• **Written problem**
Your task is to repeat the entries underneath exactly, minus the pictures.
--- Dataset entries ---
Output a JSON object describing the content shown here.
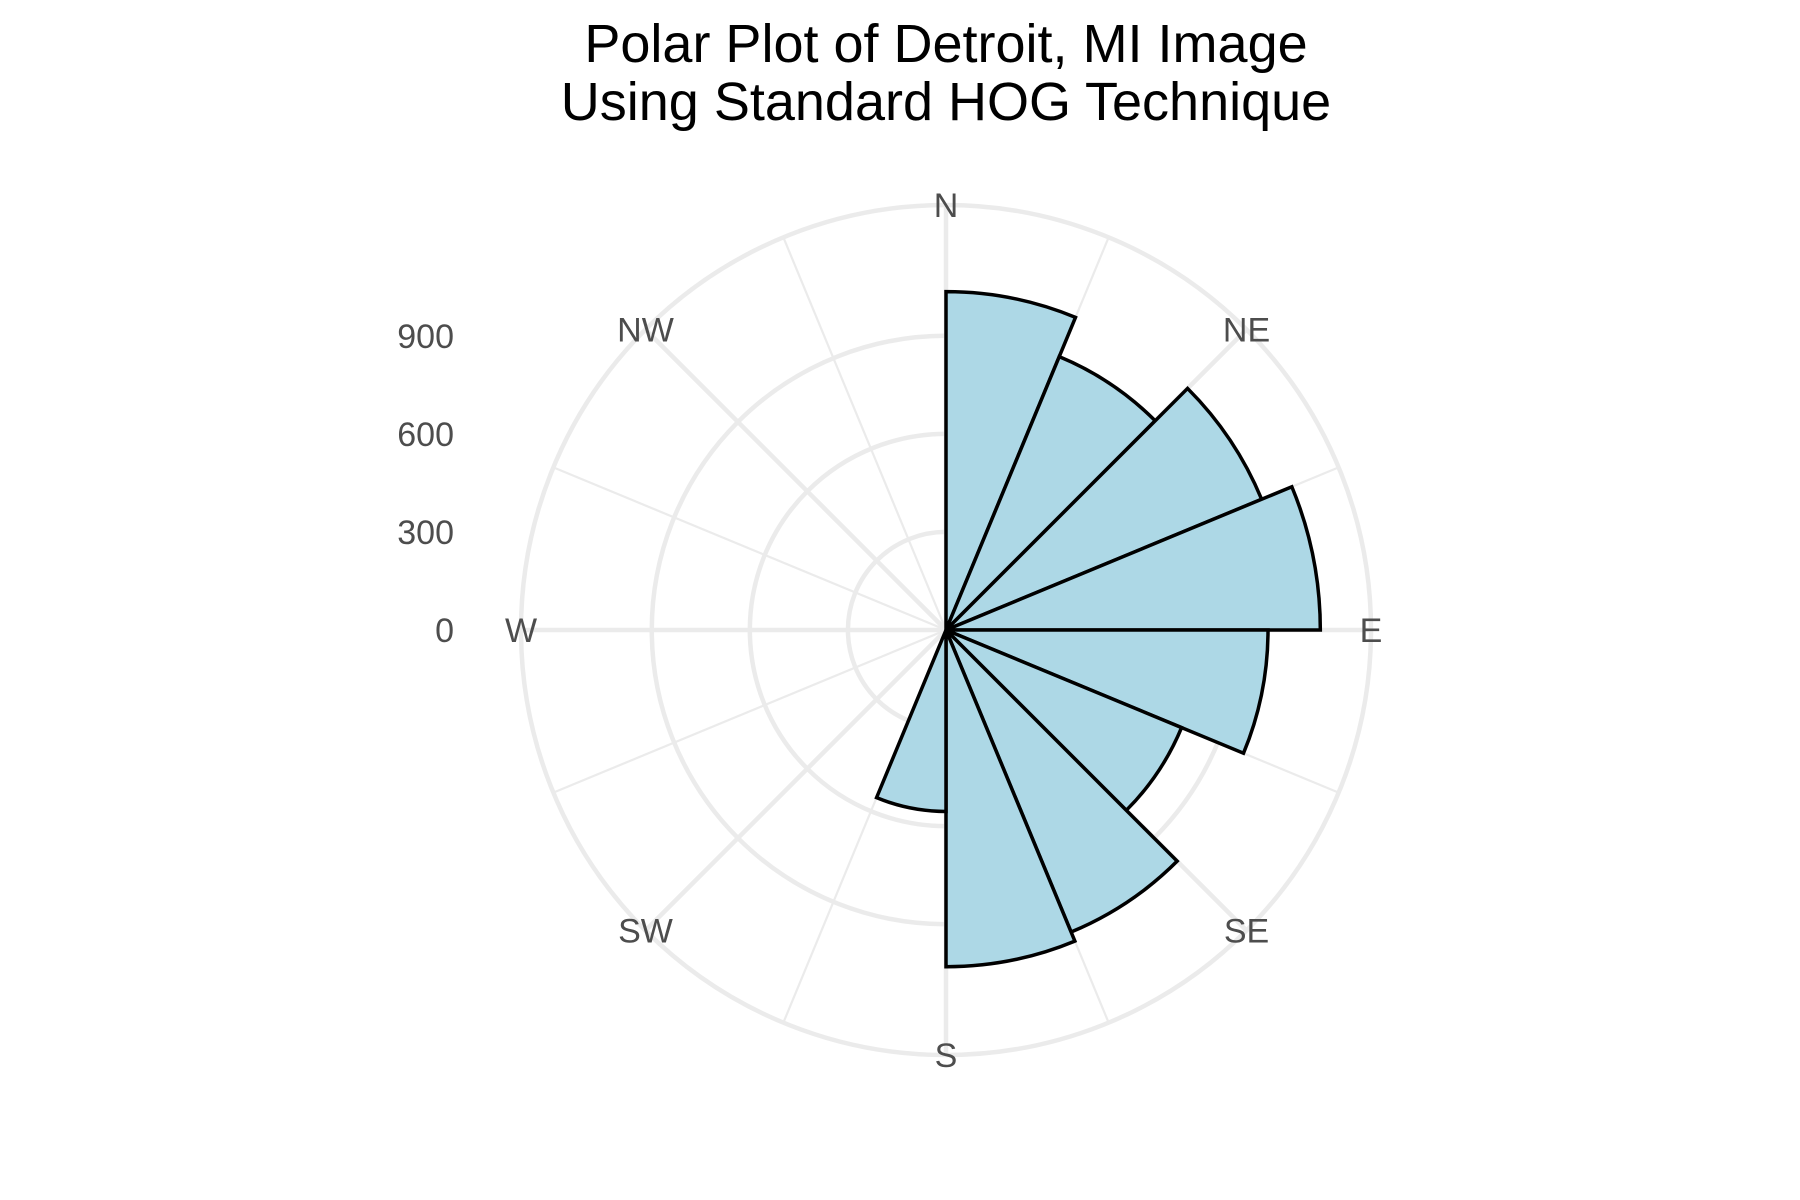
{
  "chart_data": {
    "type": "bar",
    "coord": "polar",
    "title": "Polar Plot of Detroit, MI Image\nUsing Standard HOG Technique",
    "title_lines": [
      "Polar Plot of Detroit, MI Image",
      "Using Standard HOG Technique"
    ],
    "direction_labels": [
      "N",
      "NE",
      "E",
      "SE",
      "S",
      "SW",
      "W",
      "NW"
    ],
    "radial_ticks": [
      0,
      300,
      600,
      900
    ],
    "rlim": [
      0,
      1300
    ],
    "grid": true,
    "bar_fill": "#add8e6",
    "bar_stroke": "#000000",
    "bin_width_deg": 22.5,
    "bars": [
      {
        "start_deg": 0,
        "value": 1035
      },
      {
        "start_deg": 22.5,
        "value": 905
      },
      {
        "start_deg": 45,
        "value": 1045
      },
      {
        "start_deg": 67.5,
        "value": 1145
      },
      {
        "start_deg": 90,
        "value": 985
      },
      {
        "start_deg": 112.5,
        "value": 780
      },
      {
        "start_deg": 135,
        "value": 1000
      },
      {
        "start_deg": 157.5,
        "value": 1030
      },
      {
        "start_deg": 180,
        "value": 555
      }
    ]
  }
}
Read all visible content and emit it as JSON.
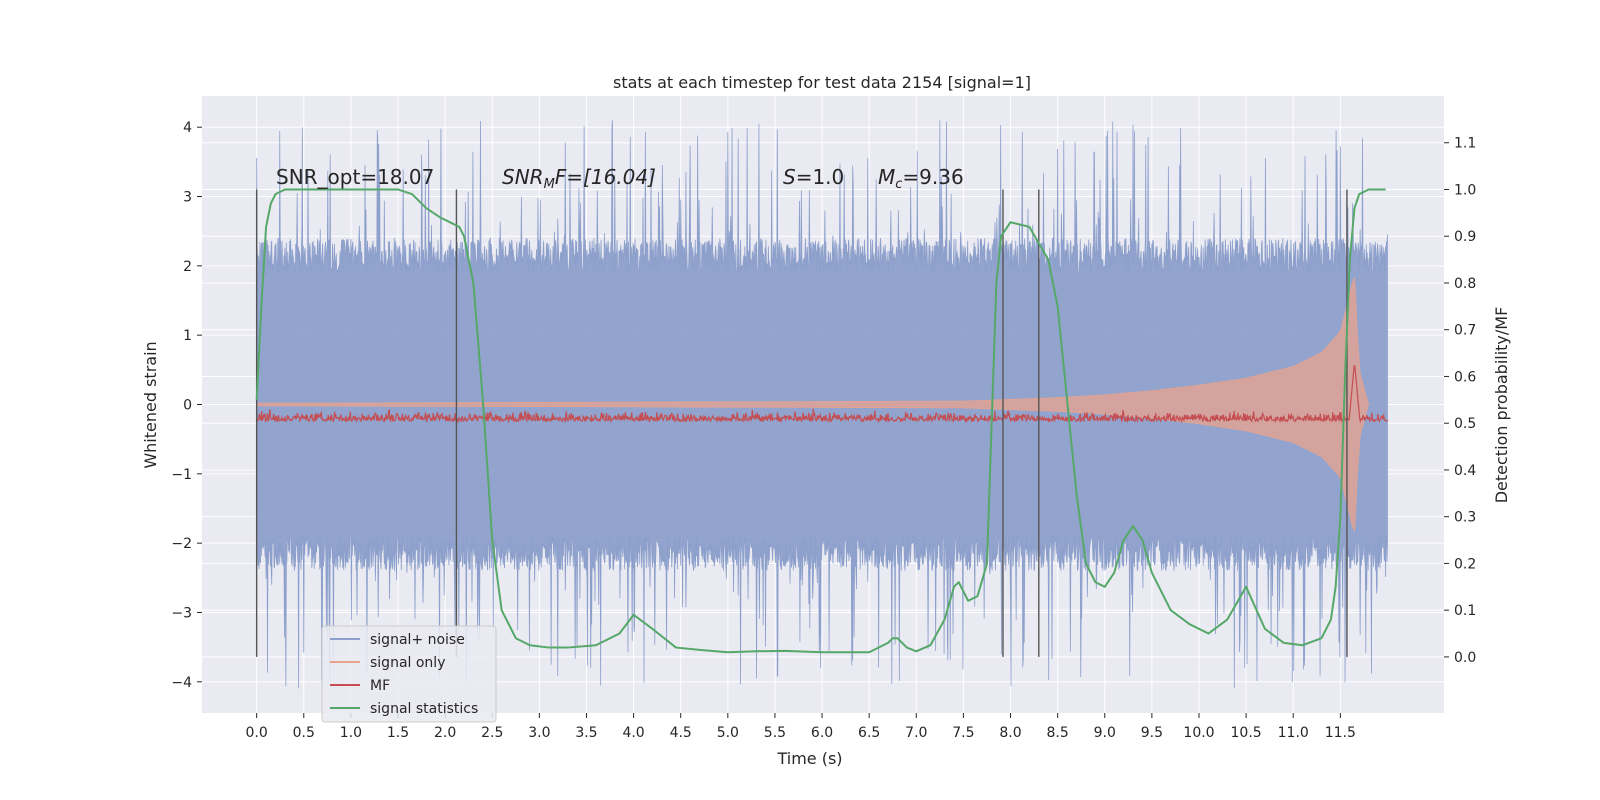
{
  "chart_data": {
    "type": "line",
    "title": "stats at each timestep for test data 2154 [signal=1]",
    "xlabel": "Time (s)",
    "ylabel": "Whitened strain",
    "ylabel_right": "Detection probability/MF",
    "xlim": [
      -0.58,
      12.6
    ],
    "ylim": [
      -4.45,
      4.45
    ],
    "ylim_right": [
      -0.12,
      1.2
    ],
    "x_ticks": [
      "0.0",
      "0.5",
      "1.0",
      "1.5",
      "2.0",
      "2.5",
      "3.0",
      "3.5",
      "4.0",
      "4.5",
      "5.0",
      "5.5",
      "6.0",
      "6.5",
      "7.0",
      "7.5",
      "8.0",
      "8.5",
      "9.0",
      "9.5",
      "10.0",
      "10.5",
      "11.0",
      "11.5"
    ],
    "y_ticks": [
      "4",
      "3",
      "2",
      "1",
      "0",
      "−1",
      "−2",
      "−3",
      "−4"
    ],
    "y_ticks_right": [
      "1.1",
      "1.0",
      "0.9",
      "0.8",
      "0.7",
      "0.6",
      "0.5",
      "0.4",
      "0.3",
      "0.2",
      "0.1",
      "0.0"
    ],
    "grid": true,
    "legend_position": "lower-left",
    "annotations": {
      "snr_opt": "SNR_opt=18.07",
      "snr_mf_label": "SNR",
      "snr_mf_sub": "M",
      "snr_mf_rest": "F=[16.04]",
      "s_label": "S",
      "s_value": "=1.0",
      "mc_label": "M",
      "mc_sub": "c",
      "mc_value": "=9.36"
    },
    "series": [
      {
        "name": "signal+ noise",
        "color": "#8da0cb",
        "x_range": [
          0.0,
          12.0
        ],
        "envelope_typical": 2.4,
        "envelope_peak": 4.1
      },
      {
        "name": "signal only",
        "color": "#e9a38c",
        "x": [
          0.0,
          7.5,
          8.5,
          9.0,
          9.5,
          10.0,
          10.5,
          11.0,
          11.3,
          11.5,
          11.6,
          11.65,
          11.7,
          11.8
        ],
        "amplitude": [
          0.02,
          0.05,
          0.1,
          0.14,
          0.2,
          0.28,
          0.38,
          0.55,
          0.75,
          1.05,
          1.6,
          1.9,
          0.5,
          0.0
        ]
      },
      {
        "name": "MF",
        "color": "#c44e52",
        "x_range": [
          0.0,
          12.0
        ],
        "baseline": 0.5,
        "peak_x": 11.65,
        "peak_value": 0.63
      },
      {
        "name": "signal statistics",
        "color": "#55a868",
        "x": [
          0.0,
          0.05,
          0.1,
          0.15,
          0.2,
          0.3,
          0.5,
          0.8,
          1.2,
          1.5,
          1.65,
          1.8,
          1.95,
          2.05,
          2.15,
          2.2,
          2.3,
          2.4,
          2.5,
          2.6,
          2.75,
          2.9,
          3.1,
          3.3,
          3.6,
          3.85,
          4.0,
          4.2,
          4.45,
          4.7,
          5.0,
          5.3,
          5.6,
          6.0,
          6.5,
          6.7,
          6.75,
          6.8,
          6.9,
          7.0,
          7.15,
          7.3,
          7.4,
          7.45,
          7.5,
          7.55,
          7.65,
          7.75,
          7.8,
          7.85,
          7.9,
          8.0,
          8.2,
          8.4,
          8.5,
          8.6,
          8.7,
          8.8,
          8.9,
          9.0,
          9.1,
          9.2,
          9.3,
          9.4,
          9.5,
          9.7,
          9.9,
          10.1,
          10.3,
          10.5,
          10.7,
          10.9,
          11.1,
          11.3,
          11.4,
          11.45,
          11.5,
          11.55,
          11.6,
          11.65,
          11.7,
          11.8,
          11.9,
          11.98
        ],
        "y": [
          0.55,
          0.75,
          0.92,
          0.97,
          0.99,
          1.0,
          1.0,
          1.0,
          1.0,
          1.0,
          0.99,
          0.96,
          0.94,
          0.93,
          0.92,
          0.9,
          0.8,
          0.55,
          0.25,
          0.1,
          0.04,
          0.025,
          0.02,
          0.02,
          0.025,
          0.05,
          0.09,
          0.06,
          0.02,
          0.015,
          0.01,
          0.012,
          0.013,
          0.01,
          0.01,
          0.03,
          0.04,
          0.04,
          0.02,
          0.012,
          0.025,
          0.08,
          0.15,
          0.16,
          0.14,
          0.12,
          0.13,
          0.2,
          0.5,
          0.8,
          0.9,
          0.93,
          0.92,
          0.85,
          0.75,
          0.55,
          0.35,
          0.2,
          0.16,
          0.15,
          0.18,
          0.25,
          0.28,
          0.25,
          0.18,
          0.1,
          0.07,
          0.05,
          0.08,
          0.15,
          0.06,
          0.03,
          0.025,
          0.04,
          0.08,
          0.15,
          0.3,
          0.6,
          0.85,
          0.96,
          0.99,
          1.0,
          1.0,
          1.0
        ]
      }
    ],
    "vertical_markers": [
      0.0,
      2.12,
      7.92,
      8.3,
      11.57
    ]
  }
}
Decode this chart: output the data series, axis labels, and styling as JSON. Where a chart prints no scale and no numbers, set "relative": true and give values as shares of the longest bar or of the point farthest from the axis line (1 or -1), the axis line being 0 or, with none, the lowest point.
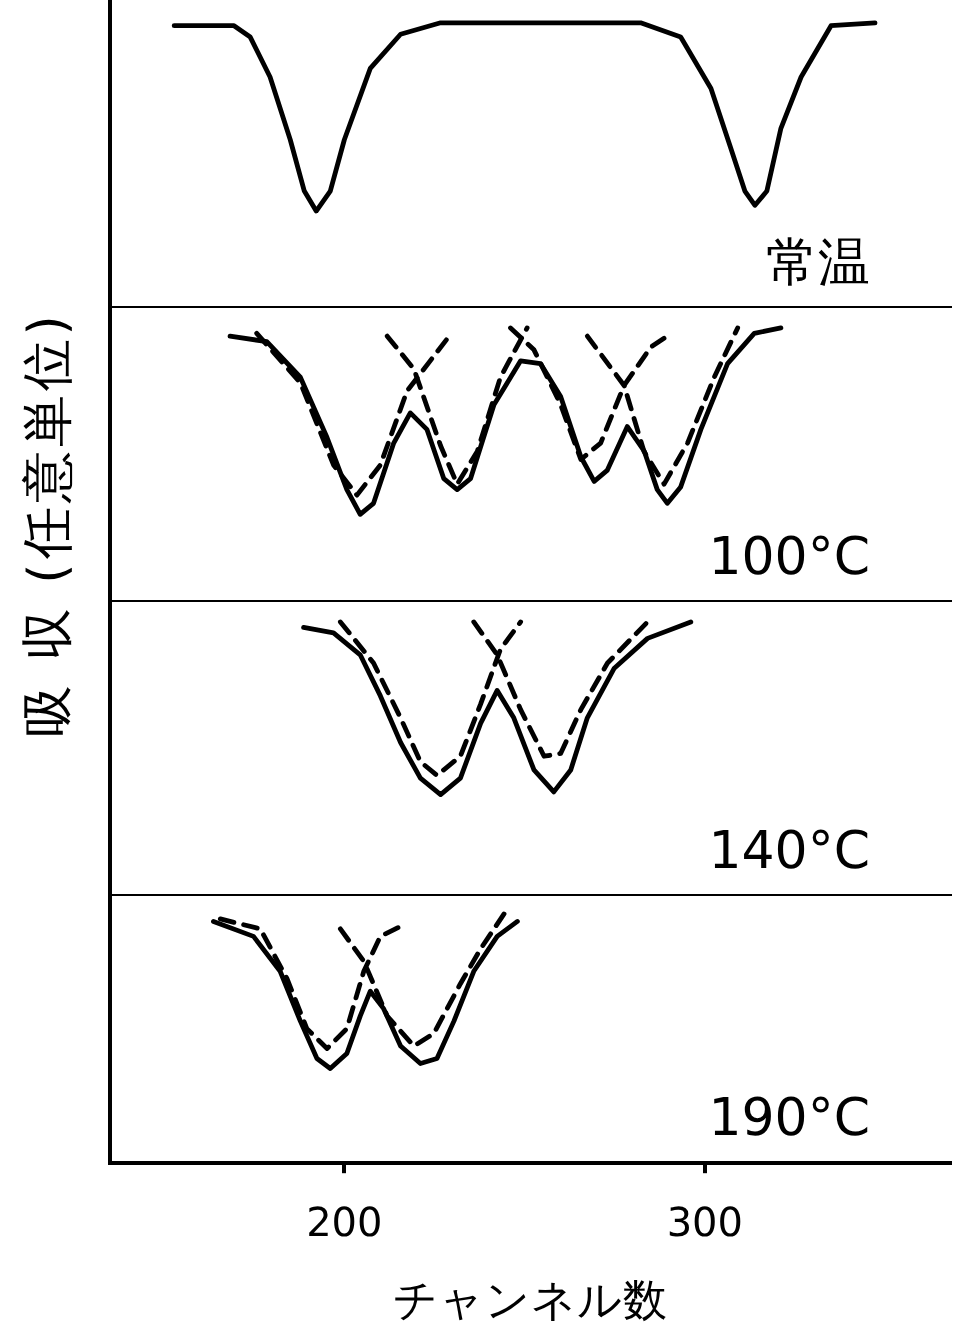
---
• **Expected answer**
Output a JSON object describing the content shown here.
{
  "chart_data": {
    "type": "bar",
    "coord": "polar",
    "title": "Polar Plot of Detroit, MI Image\nUsing Standard HOG Technique",
    "title_lines": [
      "Polar Plot of Detroit, MI Image",
      "Using Standard HOG Technique"
    ],
    "direction_labels": [
      "N",
      "NE",
      "E",
      "SE",
      "S",
      "SW",
      "W",
      "NW"
    ],
    "radial_ticks": [
      0,
      300,
      600,
      900
    ],
    "rlim": [
      0,
      1300
    ],
    "grid": true,
    "bar_fill": "#add8e6",
    "bar_stroke": "#000000",
    "bin_width_deg": 22.5,
    "bars": [
      {
        "start_deg": 0,
        "value": 1035
      },
      {
        "start_deg": 22.5,
        "value": 905
      },
      {
        "start_deg": 45,
        "value": 1045
      },
      {
        "start_deg": 67.5,
        "value": 1145
      },
      {
        "start_deg": 90,
        "value": 985
      },
      {
        "start_deg": 112.5,
        "value": 780
      },
      {
        "start_deg": 135,
        "value": 1000
      },
      {
        "start_deg": 157.5,
        "value": 1030
      },
      {
        "start_deg": 180,
        "value": 555
      }
    ]
  }
}
Read all visible content and emit it as JSON.
{
  "chart_data": {
    "type": "line",
    "title": "stats at each timestep for test data 2154 [signal=1]",
    "xlabel": "Time (s)",
    "ylabel": "Whitened strain",
    "ylabel_right": "Detection probability/MF",
    "xlim": [
      -0.58,
      12.6
    ],
    "ylim": [
      -4.45,
      4.45
    ],
    "ylim_right": [
      -0.12,
      1.2
    ],
    "x_ticks": [
      "0.0",
      "0.5",
      "1.0",
      "1.5",
      "2.0",
      "2.5",
      "3.0",
      "3.5",
      "4.0",
      "4.5",
      "5.0",
      "5.5",
      "6.0",
      "6.5",
      "7.0",
      "7.5",
      "8.0",
      "8.5",
      "9.0",
      "9.5",
      "10.0",
      "10.5",
      "11.0",
      "11.5"
    ],
    "y_ticks": [
      "4",
      "3",
      "2",
      "1",
      "0",
      "−1",
      "−2",
      "−3",
      "−4"
    ],
    "y_ticks_right": [
      "1.1",
      "1.0",
      "0.9",
      "0.8",
      "0.7",
      "0.6",
      "0.5",
      "0.4",
      "0.3",
      "0.2",
      "0.1",
      "0.0"
    ],
    "grid": true,
    "legend_position": "lower-left",
    "annotations": {
      "snr_opt": "SNR_opt=18.07",
      "snr_mf_label": "SNR",
      "snr_mf_sub": "M",
      "snr_mf_rest": "F=[16.04]",
      "s_label": "S",
      "s_value": "=1.0",
      "mc_label": "M",
      "mc_sub": "c",
      "mc_value": "=9.36"
    },
    "series": [
      {
        "name": "signal+ noise",
        "color": "#8da0cb",
        "x_range": [
          0.0,
          12.0
        ],
        "envelope_typical": 2.4,
        "envelope_peak": 4.1
      },
      {
        "name": "signal only",
        "color": "#e9a38c",
        "x": [
          0.0,
          7.5,
          8.5,
          9.0,
          9.5,
          10.0,
          10.5,
          11.0,
          11.3,
          11.5,
          11.6,
          11.65,
          11.7,
          11.8
        ],
        "amplitude": [
          0.02,
          0.05,
          0.1,
          0.14,
          0.2,
          0.28,
          0.38,
          0.55,
          0.75,
          1.05,
          1.6,
          1.9,
          0.5,
          0.0
        ]
      },
      {
        "name": "MF",
        "color": "#c44e52",
        "x_range": [
          0.0,
          12.0
        ],
        "baseline": 0.5,
        "peak_x": 11.65,
        "peak_value": 0.63
      },
      {
        "name": "signal statistics",
        "color": "#55a868",
        "x": [
          0.0,
          0.05,
          0.1,
          0.15,
          0.2,
          0.3,
          0.5,
          0.8,
          1.2,
          1.5,
          1.65,
          1.8,
          1.95,
          2.05,
          2.15,
          2.2,
          2.3,
          2.4,
          2.5,
          2.6,
          2.75,
          2.9,
          3.1,
          3.3,
          3.6,
          3.85,
          4.0,
          4.2,
          4.45,
          4.7,
          5.0,
          5.3,
          5.6,
          6.0,
          6.5,
          6.7,
          6.75,
          6.8,
          6.9,
          7.0,
          7.15,
          7.3,
          7.4,
          7.45,
          7.5,
          7.55,
          7.65,
          7.75,
          7.8,
          7.85,
          7.9,
          8.0,
          8.2,
          8.4,
          8.5,
          8.6,
          8.7,
          8.8,
          8.9,
          9.0,
          9.1,
          9.2,
          9.3,
          9.4,
          9.5,
          9.7,
          9.9,
          10.1,
          10.3,
          10.5,
          10.7,
          10.9,
          11.1,
          11.3,
          11.4,
          11.45,
          11.5,
          11.55,
          11.6,
          11.65,
          11.7,
          11.8,
          11.9,
          11.98
        ],
        "y": [
          0.55,
          0.75,
          0.92,
          0.97,
          0.99,
          1.0,
          1.0,
          1.0,
          1.0,
          1.0,
          0.99,
          0.96,
          0.94,
          0.93,
          0.92,
          0.9,
          0.8,
          0.55,
          0.25,
          0.1,
          0.04,
          0.025,
          0.02,
          0.02,
          0.025,
          0.05,
          0.09,
          0.06,
          0.02,
          0.015,
          0.01,
          0.012,
          0.013,
          0.01,
          0.01,
          0.03,
          0.04,
          0.04,
          0.02,
          0.012,
          0.025,
          0.08,
          0.15,
          0.16,
          0.14,
          0.12,
          0.13,
          0.2,
          0.5,
          0.8,
          0.9,
          0.93,
          0.92,
          0.85,
          0.75,
          0.55,
          0.35,
          0.2,
          0.16,
          0.15,
          0.18,
          0.25,
          0.28,
          0.25,
          0.18,
          0.1,
          0.07,
          0.05,
          0.08,
          0.15,
          0.06,
          0.03,
          0.025,
          0.04,
          0.08,
          0.15,
          0.3,
          0.6,
          0.85,
          0.96,
          0.99,
          1.0,
          1.0,
          1.0
        ]
      }
    ],
    "vertical_markers": [
      0.0,
      2.12,
      7.92,
      8.3,
      11.57
    ]
  }
}
Decode this chart: output the data series, axis labels, and styling as JSON. Where a chart prints no scale and no numbers, set "relative": true and give values as shares of the longest bar or of the point farthest from the axis line (1 or -1), the axis line being 0 or, with none, the lowest point.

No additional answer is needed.